• [What you are asked to do]: Strip the pictures and reproduce the rest of the listing exactly.

───── Data entries

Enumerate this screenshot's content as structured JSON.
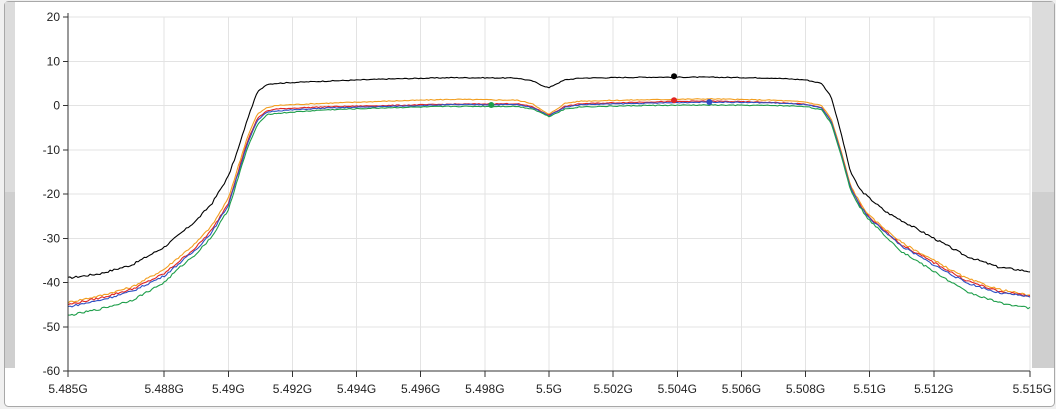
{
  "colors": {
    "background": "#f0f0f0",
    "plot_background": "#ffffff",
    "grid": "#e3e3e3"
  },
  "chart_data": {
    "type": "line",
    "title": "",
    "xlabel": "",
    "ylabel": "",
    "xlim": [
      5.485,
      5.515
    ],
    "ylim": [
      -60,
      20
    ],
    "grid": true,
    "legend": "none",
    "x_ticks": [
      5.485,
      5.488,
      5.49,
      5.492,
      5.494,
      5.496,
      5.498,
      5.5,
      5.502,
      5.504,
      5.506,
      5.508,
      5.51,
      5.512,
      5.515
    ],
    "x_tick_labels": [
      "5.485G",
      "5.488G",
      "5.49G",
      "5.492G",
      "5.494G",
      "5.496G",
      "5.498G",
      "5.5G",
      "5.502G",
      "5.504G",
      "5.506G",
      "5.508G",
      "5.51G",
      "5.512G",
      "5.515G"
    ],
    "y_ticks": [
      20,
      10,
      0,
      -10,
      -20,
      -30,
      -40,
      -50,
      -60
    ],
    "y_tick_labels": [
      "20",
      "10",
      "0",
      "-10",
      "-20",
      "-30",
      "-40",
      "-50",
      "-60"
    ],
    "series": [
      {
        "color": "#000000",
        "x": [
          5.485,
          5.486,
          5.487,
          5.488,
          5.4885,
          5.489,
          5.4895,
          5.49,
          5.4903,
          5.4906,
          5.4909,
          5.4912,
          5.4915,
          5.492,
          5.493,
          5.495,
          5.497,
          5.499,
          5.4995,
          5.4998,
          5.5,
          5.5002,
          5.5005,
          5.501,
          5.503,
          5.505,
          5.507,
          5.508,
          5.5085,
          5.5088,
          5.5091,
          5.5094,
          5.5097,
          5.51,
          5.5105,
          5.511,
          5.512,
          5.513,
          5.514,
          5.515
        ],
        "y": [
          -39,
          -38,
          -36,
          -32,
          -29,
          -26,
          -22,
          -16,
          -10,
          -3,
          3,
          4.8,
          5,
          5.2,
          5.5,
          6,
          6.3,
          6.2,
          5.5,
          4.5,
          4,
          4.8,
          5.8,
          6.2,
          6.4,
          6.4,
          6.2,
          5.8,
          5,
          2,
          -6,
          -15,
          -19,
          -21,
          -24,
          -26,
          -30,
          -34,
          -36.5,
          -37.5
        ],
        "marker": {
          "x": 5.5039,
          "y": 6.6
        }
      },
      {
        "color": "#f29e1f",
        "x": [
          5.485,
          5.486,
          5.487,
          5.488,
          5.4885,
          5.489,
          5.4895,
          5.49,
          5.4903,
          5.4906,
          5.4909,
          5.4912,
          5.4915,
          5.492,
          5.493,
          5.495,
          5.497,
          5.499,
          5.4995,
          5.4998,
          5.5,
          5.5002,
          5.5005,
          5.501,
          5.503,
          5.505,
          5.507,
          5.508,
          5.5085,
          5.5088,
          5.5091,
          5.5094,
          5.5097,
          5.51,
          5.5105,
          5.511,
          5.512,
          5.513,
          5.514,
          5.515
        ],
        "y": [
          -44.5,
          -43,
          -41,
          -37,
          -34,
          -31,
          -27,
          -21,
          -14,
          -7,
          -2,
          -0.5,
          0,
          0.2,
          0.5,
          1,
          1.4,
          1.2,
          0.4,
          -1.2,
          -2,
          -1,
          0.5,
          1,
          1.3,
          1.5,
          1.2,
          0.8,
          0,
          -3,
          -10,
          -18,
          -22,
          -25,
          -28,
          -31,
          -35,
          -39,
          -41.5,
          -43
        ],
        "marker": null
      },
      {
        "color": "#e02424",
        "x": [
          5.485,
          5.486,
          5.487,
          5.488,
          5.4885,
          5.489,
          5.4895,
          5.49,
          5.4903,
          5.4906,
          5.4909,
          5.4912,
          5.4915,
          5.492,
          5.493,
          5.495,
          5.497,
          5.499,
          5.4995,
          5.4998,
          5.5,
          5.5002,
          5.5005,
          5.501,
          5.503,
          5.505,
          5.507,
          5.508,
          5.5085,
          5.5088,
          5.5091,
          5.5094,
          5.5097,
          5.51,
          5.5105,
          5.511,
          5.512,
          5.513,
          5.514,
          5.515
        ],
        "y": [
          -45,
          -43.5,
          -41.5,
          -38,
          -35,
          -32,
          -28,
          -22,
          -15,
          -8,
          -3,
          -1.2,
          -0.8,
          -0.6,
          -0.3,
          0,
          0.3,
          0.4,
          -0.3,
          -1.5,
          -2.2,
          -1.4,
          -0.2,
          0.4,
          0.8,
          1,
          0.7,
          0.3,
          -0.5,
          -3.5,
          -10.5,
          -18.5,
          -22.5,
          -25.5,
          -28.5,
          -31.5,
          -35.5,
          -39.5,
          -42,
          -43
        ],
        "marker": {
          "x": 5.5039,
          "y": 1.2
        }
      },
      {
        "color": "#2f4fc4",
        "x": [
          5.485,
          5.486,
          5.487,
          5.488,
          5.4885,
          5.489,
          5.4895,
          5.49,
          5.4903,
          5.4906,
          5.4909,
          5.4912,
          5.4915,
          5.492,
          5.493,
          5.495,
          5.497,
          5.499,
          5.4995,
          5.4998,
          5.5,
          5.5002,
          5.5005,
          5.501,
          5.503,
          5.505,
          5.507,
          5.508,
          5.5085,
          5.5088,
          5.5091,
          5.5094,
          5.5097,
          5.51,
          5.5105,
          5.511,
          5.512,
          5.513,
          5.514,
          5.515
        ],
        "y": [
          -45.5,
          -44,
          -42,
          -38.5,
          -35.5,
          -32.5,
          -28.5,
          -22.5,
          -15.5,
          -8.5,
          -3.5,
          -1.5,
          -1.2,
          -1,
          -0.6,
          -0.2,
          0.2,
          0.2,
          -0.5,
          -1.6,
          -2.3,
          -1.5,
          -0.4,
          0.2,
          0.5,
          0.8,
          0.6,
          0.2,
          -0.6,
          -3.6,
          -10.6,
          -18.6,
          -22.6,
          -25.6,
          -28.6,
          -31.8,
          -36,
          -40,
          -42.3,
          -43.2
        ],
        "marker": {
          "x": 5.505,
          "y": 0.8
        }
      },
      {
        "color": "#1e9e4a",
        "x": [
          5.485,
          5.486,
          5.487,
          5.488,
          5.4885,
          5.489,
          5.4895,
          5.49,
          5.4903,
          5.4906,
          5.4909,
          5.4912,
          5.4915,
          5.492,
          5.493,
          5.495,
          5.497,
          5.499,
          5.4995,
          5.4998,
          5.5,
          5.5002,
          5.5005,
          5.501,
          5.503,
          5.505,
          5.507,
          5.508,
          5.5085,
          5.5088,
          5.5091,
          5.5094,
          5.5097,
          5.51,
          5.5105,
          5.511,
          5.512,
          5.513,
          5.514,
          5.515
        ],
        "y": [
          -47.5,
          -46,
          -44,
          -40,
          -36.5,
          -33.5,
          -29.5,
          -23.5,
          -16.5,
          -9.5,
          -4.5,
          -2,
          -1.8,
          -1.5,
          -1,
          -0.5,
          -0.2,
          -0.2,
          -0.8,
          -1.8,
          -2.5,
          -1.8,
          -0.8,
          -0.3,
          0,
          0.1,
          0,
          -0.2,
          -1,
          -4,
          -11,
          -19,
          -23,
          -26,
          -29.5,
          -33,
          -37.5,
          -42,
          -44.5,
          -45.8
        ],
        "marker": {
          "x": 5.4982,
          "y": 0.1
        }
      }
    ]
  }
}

──────────

• [Exercise output]:
Enumerate this screenshot's content as structured JSON.
{
  "colors": {
    "background": "#f0f0f0",
    "plot_background": "#ffffff",
    "grid": "#e3e3e3"
  },
  "chart_data": {
    "type": "line",
    "title": "",
    "xlabel": "",
    "ylabel": "",
    "xlim": [
      5.485,
      5.515
    ],
    "ylim": [
      -60,
      20
    ],
    "grid": true,
    "legend": "none",
    "x_ticks": [
      5.485,
      5.488,
      5.49,
      5.492,
      5.494,
      5.496,
      5.498,
      5.5,
      5.502,
      5.504,
      5.506,
      5.508,
      5.51,
      5.512,
      5.515
    ],
    "x_tick_labels": [
      "5.485G",
      "5.488G",
      "5.49G",
      "5.492G",
      "5.494G",
      "5.496G",
      "5.498G",
      "5.5G",
      "5.502G",
      "5.504G",
      "5.506G",
      "5.508G",
      "5.51G",
      "5.512G",
      "5.515G"
    ],
    "y_ticks": [
      20,
      10,
      0,
      -10,
      -20,
      -30,
      -40,
      -50,
      -60
    ],
    "y_tick_labels": [
      "20",
      "10",
      "0",
      "-10",
      "-20",
      "-30",
      "-40",
      "-50",
      "-60"
    ],
    "series": [
      {
        "color": "#000000",
        "x": [
          5.485,
          5.486,
          5.487,
          5.488,
          5.4885,
          5.489,
          5.4895,
          5.49,
          5.4903,
          5.4906,
          5.4909,
          5.4912,
          5.4915,
          5.492,
          5.493,
          5.495,
          5.497,
          5.499,
          5.4995,
          5.4998,
          5.5,
          5.5002,
          5.5005,
          5.501,
          5.503,
          5.505,
          5.507,
          5.508,
          5.5085,
          5.5088,
          5.5091,
          5.5094,
          5.5097,
          5.51,
          5.5105,
          5.511,
          5.512,
          5.513,
          5.514,
          5.515
        ],
        "y": [
          -39,
          -38,
          -36,
          -32,
          -29,
          -26,
          -22,
          -16,
          -10,
          -3,
          3,
          4.8,
          5,
          5.2,
          5.5,
          6,
          6.3,
          6.2,
          5.5,
          4.5,
          4,
          4.8,
          5.8,
          6.2,
          6.4,
          6.4,
          6.2,
          5.8,
          5,
          2,
          -6,
          -15,
          -19,
          -21,
          -24,
          -26,
          -30,
          -34,
          -36.5,
          -37.5
        ],
        "marker": {
          "x": 5.5039,
          "y": 6.6
        }
      },
      {
        "color": "#f29e1f",
        "x": [
          5.485,
          5.486,
          5.487,
          5.488,
          5.4885,
          5.489,
          5.4895,
          5.49,
          5.4903,
          5.4906,
          5.4909,
          5.4912,
          5.4915,
          5.492,
          5.493,
          5.495,
          5.497,
          5.499,
          5.4995,
          5.4998,
          5.5,
          5.5002,
          5.5005,
          5.501,
          5.503,
          5.505,
          5.507,
          5.508,
          5.5085,
          5.5088,
          5.5091,
          5.5094,
          5.5097,
          5.51,
          5.5105,
          5.511,
          5.512,
          5.513,
          5.514,
          5.515
        ],
        "y": [
          -44.5,
          -43,
          -41,
          -37,
          -34,
          -31,
          -27,
          -21,
          -14,
          -7,
          -2,
          -0.5,
          0,
          0.2,
          0.5,
          1,
          1.4,
          1.2,
          0.4,
          -1.2,
          -2,
          -1,
          0.5,
          1,
          1.3,
          1.5,
          1.2,
          0.8,
          0,
          -3,
          -10,
          -18,
          -22,
          -25,
          -28,
          -31,
          -35,
          -39,
          -41.5,
          -43
        ],
        "marker": null
      },
      {
        "color": "#e02424",
        "x": [
          5.485,
          5.486,
          5.487,
          5.488,
          5.4885,
          5.489,
          5.4895,
          5.49,
          5.4903,
          5.4906,
          5.4909,
          5.4912,
          5.4915,
          5.492,
          5.493,
          5.495,
          5.497,
          5.499,
          5.4995,
          5.4998,
          5.5,
          5.5002,
          5.5005,
          5.501,
          5.503,
          5.505,
          5.507,
          5.508,
          5.5085,
          5.5088,
          5.5091,
          5.5094,
          5.5097,
          5.51,
          5.5105,
          5.511,
          5.512,
          5.513,
          5.514,
          5.515
        ],
        "y": [
          -45,
          -43.5,
          -41.5,
          -38,
          -35,
          -32,
          -28,
          -22,
          -15,
          -8,
          -3,
          -1.2,
          -0.8,
          -0.6,
          -0.3,
          0,
          0.3,
          0.4,
          -0.3,
          -1.5,
          -2.2,
          -1.4,
          -0.2,
          0.4,
          0.8,
          1,
          0.7,
          0.3,
          -0.5,
          -3.5,
          -10.5,
          -18.5,
          -22.5,
          -25.5,
          -28.5,
          -31.5,
          -35.5,
          -39.5,
          -42,
          -43
        ],
        "marker": {
          "x": 5.5039,
          "y": 1.2
        }
      },
      {
        "color": "#2f4fc4",
        "x": [
          5.485,
          5.486,
          5.487,
          5.488,
          5.4885,
          5.489,
          5.4895,
          5.49,
          5.4903,
          5.4906,
          5.4909,
          5.4912,
          5.4915,
          5.492,
          5.493,
          5.495,
          5.497,
          5.499,
          5.4995,
          5.4998,
          5.5,
          5.5002,
          5.5005,
          5.501,
          5.503,
          5.505,
          5.507,
          5.508,
          5.5085,
          5.5088,
          5.5091,
          5.5094,
          5.5097,
          5.51,
          5.5105,
          5.511,
          5.512,
          5.513,
          5.514,
          5.515
        ],
        "y": [
          -45.5,
          -44,
          -42,
          -38.5,
          -35.5,
          -32.5,
          -28.5,
          -22.5,
          -15.5,
          -8.5,
          -3.5,
          -1.5,
          -1.2,
          -1,
          -0.6,
          -0.2,
          0.2,
          0.2,
          -0.5,
          -1.6,
          -2.3,
          -1.5,
          -0.4,
          0.2,
          0.5,
          0.8,
          0.6,
          0.2,
          -0.6,
          -3.6,
          -10.6,
          -18.6,
          -22.6,
          -25.6,
          -28.6,
          -31.8,
          -36,
          -40,
          -42.3,
          -43.2
        ],
        "marker": {
          "x": 5.505,
          "y": 0.8
        }
      },
      {
        "color": "#1e9e4a",
        "x": [
          5.485,
          5.486,
          5.487,
          5.488,
          5.4885,
          5.489,
          5.4895,
          5.49,
          5.4903,
          5.4906,
          5.4909,
          5.4912,
          5.4915,
          5.492,
          5.493,
          5.495,
          5.497,
          5.499,
          5.4995,
          5.4998,
          5.5,
          5.5002,
          5.5005,
          5.501,
          5.503,
          5.505,
          5.507,
          5.508,
          5.5085,
          5.5088,
          5.5091,
          5.5094,
          5.5097,
          5.51,
          5.5105,
          5.511,
          5.512,
          5.513,
          5.514,
          5.515
        ],
        "y": [
          -47.5,
          -46,
          -44,
          -40,
          -36.5,
          -33.5,
          -29.5,
          -23.5,
          -16.5,
          -9.5,
          -4.5,
          -2,
          -1.8,
          -1.5,
          -1,
          -0.5,
          -0.2,
          -0.2,
          -0.8,
          -1.8,
          -2.5,
          -1.8,
          -0.8,
          -0.3,
          0,
          0.1,
          0,
          -0.2,
          -1,
          -4,
          -11,
          -19,
          -23,
          -26,
          -29.5,
          -33,
          -37.5,
          -42,
          -44.5,
          -45.8
        ],
        "marker": {
          "x": 5.4982,
          "y": 0.1
        }
      }
    ]
  }
}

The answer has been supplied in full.